Exercise aim - Find the line containing "Extract the structured". Quote it and every line after it, exactly, through the end; skip pictures.

Figure record extracts
>> start

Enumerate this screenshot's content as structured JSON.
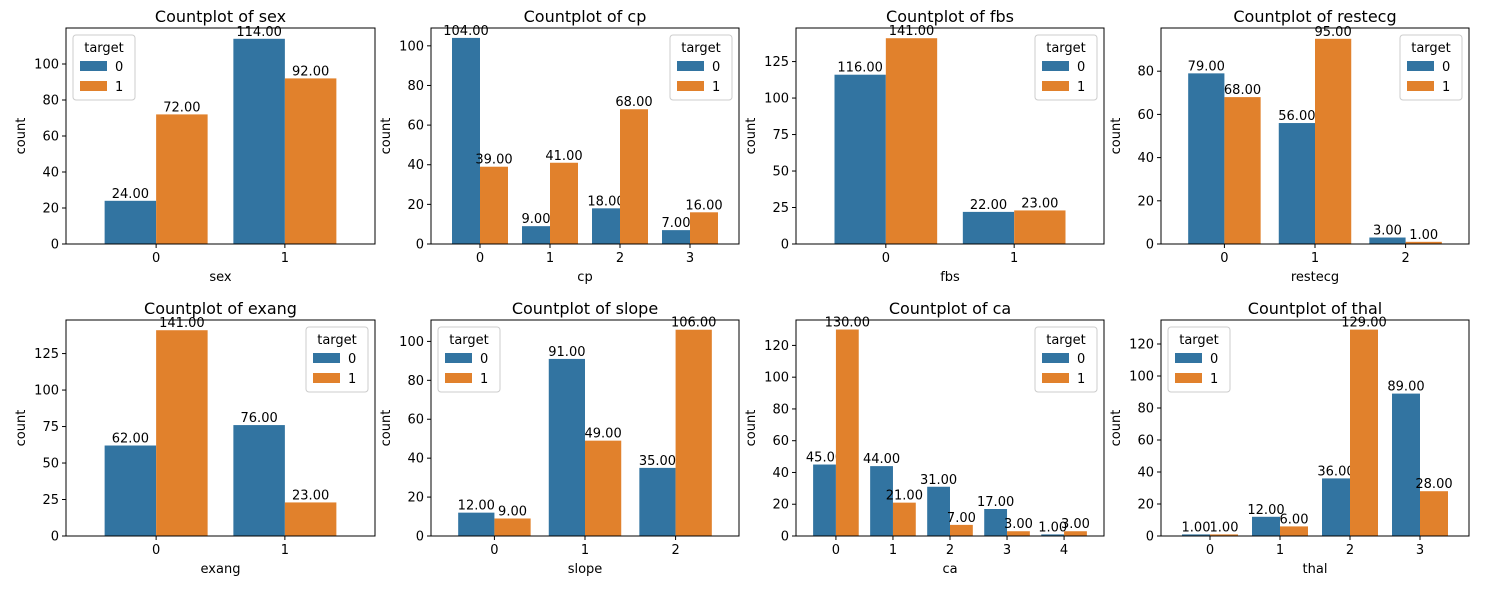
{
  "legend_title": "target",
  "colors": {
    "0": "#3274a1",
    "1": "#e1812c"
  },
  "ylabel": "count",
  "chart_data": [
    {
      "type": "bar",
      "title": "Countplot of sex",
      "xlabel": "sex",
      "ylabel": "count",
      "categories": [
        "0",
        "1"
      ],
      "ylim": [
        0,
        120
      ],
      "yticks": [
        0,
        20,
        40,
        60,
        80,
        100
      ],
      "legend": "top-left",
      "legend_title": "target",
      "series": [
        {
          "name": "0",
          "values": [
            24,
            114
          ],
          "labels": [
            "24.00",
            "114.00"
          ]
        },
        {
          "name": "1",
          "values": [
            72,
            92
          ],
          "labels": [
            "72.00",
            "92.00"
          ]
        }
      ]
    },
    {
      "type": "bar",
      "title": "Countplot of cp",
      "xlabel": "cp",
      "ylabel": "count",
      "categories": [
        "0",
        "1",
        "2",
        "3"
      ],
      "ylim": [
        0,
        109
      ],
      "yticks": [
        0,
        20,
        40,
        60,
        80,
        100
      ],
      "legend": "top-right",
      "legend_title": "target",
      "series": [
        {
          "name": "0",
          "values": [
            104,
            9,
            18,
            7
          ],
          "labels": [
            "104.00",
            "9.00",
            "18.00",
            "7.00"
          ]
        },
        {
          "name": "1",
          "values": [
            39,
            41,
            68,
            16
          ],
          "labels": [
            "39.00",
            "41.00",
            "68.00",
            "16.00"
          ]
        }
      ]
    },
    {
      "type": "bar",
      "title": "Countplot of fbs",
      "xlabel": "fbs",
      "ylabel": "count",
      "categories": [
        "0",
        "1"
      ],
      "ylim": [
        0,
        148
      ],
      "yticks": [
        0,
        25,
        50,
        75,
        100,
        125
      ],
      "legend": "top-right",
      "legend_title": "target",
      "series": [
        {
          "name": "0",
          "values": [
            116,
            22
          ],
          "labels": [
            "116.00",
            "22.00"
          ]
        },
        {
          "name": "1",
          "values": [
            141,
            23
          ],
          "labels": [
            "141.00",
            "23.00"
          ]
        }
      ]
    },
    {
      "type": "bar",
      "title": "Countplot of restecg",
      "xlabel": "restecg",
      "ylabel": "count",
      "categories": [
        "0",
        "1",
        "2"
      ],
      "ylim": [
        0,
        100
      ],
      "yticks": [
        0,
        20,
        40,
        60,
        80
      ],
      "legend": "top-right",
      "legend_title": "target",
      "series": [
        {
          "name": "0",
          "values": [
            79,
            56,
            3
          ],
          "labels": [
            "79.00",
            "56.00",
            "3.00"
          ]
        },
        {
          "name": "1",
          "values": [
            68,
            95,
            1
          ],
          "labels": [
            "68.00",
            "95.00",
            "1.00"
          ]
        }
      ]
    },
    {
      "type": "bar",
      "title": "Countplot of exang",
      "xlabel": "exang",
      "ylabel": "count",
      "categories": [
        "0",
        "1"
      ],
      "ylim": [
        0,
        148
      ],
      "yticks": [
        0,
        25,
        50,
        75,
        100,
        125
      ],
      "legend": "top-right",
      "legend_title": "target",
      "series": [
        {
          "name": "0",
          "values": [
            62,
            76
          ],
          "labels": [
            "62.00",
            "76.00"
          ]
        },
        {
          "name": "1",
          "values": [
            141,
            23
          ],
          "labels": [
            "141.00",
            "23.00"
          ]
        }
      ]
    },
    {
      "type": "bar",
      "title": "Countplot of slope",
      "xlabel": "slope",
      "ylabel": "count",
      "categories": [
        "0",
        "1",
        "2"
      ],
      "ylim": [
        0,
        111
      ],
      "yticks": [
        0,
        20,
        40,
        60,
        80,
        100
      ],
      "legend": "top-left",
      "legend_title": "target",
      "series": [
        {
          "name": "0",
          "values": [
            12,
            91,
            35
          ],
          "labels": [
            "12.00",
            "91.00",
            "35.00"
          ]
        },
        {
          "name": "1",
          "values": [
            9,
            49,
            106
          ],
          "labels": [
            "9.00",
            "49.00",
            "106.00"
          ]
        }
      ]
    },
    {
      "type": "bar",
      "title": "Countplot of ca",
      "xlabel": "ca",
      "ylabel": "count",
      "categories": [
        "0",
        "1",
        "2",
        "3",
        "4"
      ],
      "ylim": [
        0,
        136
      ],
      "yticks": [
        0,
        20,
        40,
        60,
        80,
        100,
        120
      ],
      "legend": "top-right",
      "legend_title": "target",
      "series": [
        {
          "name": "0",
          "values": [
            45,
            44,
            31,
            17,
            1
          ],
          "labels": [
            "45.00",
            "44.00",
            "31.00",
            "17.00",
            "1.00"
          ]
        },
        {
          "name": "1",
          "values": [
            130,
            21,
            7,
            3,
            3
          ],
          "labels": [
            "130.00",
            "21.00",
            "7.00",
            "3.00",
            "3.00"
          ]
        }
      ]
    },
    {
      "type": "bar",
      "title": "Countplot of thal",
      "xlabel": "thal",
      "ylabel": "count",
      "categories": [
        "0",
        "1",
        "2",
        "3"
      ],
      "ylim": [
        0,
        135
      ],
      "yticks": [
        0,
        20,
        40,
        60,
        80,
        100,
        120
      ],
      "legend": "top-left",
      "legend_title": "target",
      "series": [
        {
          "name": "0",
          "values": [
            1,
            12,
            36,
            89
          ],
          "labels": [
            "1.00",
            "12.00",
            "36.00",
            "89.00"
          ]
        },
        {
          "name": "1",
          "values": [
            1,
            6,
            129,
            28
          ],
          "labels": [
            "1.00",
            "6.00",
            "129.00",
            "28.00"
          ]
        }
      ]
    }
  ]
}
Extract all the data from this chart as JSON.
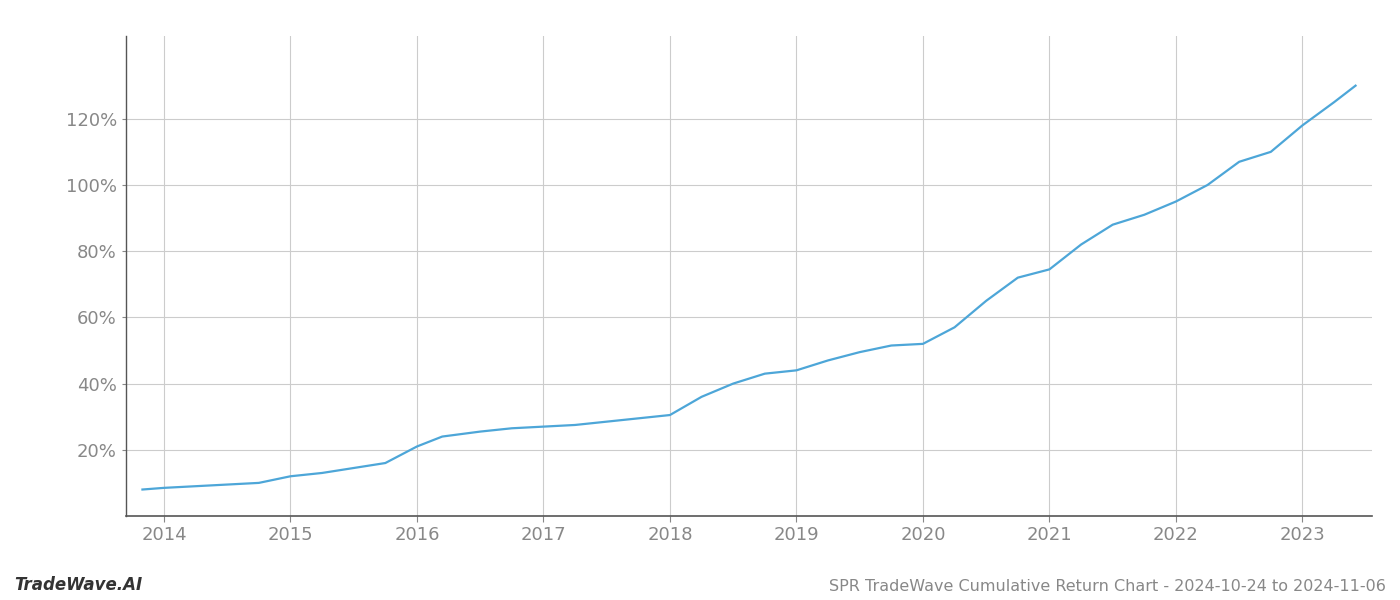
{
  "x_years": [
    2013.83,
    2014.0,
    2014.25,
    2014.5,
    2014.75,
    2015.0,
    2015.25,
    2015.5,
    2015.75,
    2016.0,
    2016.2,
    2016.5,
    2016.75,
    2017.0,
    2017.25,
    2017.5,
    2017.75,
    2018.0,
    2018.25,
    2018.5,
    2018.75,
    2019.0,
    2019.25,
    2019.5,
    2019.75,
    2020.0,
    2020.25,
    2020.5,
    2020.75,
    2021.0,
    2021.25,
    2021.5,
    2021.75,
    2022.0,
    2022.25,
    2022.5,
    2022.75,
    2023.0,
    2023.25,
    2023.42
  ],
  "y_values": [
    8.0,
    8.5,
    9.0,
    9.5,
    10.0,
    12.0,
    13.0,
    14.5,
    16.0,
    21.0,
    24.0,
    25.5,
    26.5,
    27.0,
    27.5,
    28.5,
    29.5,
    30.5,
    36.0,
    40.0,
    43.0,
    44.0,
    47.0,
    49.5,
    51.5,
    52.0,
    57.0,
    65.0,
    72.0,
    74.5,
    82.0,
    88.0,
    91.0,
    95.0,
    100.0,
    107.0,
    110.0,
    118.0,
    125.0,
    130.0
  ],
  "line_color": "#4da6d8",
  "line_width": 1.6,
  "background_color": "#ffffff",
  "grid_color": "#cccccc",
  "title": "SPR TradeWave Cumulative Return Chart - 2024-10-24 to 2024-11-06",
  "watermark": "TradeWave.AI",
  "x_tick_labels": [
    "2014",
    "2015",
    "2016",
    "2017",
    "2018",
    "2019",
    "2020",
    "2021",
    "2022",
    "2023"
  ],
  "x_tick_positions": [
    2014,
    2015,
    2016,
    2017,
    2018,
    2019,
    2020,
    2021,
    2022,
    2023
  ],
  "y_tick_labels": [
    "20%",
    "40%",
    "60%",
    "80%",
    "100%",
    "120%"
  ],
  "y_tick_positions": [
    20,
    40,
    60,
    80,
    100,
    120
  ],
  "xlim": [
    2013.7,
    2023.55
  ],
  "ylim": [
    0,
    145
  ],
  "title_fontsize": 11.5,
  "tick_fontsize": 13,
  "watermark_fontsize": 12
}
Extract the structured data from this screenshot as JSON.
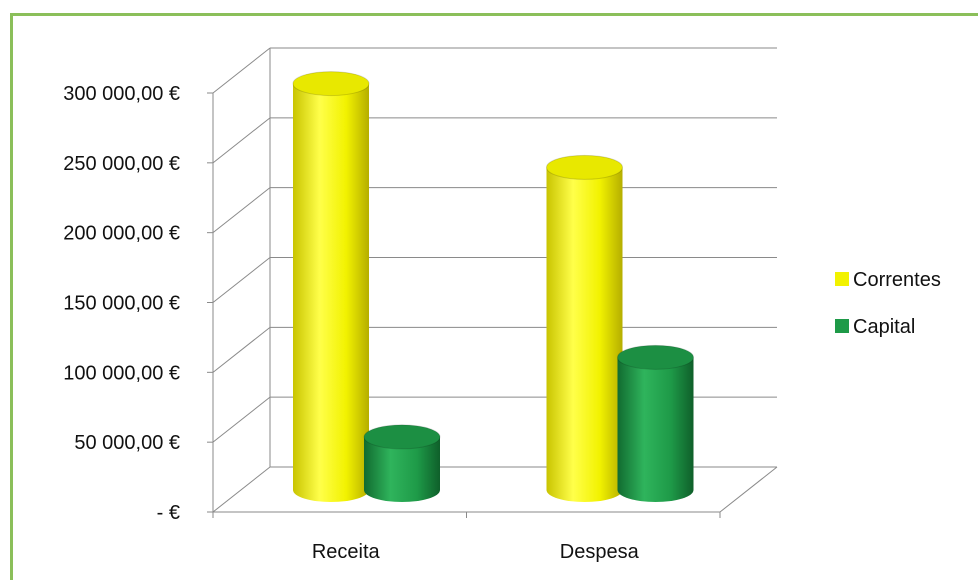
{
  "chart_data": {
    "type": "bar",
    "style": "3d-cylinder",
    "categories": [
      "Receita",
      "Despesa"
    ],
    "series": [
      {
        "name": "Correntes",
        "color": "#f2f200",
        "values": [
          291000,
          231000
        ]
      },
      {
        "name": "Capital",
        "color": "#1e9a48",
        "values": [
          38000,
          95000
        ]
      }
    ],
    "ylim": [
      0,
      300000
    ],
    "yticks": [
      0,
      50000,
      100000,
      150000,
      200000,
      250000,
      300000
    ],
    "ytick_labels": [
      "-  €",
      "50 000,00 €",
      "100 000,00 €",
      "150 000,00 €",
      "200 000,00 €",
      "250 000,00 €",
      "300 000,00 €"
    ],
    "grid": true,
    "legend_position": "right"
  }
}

>> end

Result below -
Extract the structured data from this screenshot as JSON.
{
  "chart_data": {
    "type": "bar",
    "style": "3d-cylinder",
    "categories": [
      "Receita",
      "Despesa"
    ],
    "series": [
      {
        "name": "Correntes",
        "color": "#f2f200",
        "values": [
          291000,
          231000
        ]
      },
      {
        "name": "Capital",
        "color": "#1e9a48",
        "values": [
          38000,
          95000
        ]
      }
    ],
    "ylim": [
      0,
      300000
    ],
    "yticks": [
      0,
      50000,
      100000,
      150000,
      200000,
      250000,
      300000
    ],
    "ytick_labels": [
      "-  €",
      "50 000,00 €",
      "100 000,00 €",
      "150 000,00 €",
      "200 000,00 €",
      "250 000,00 €",
      "300 000,00 €"
    ],
    "grid": true,
    "legend_position": "right"
  }
}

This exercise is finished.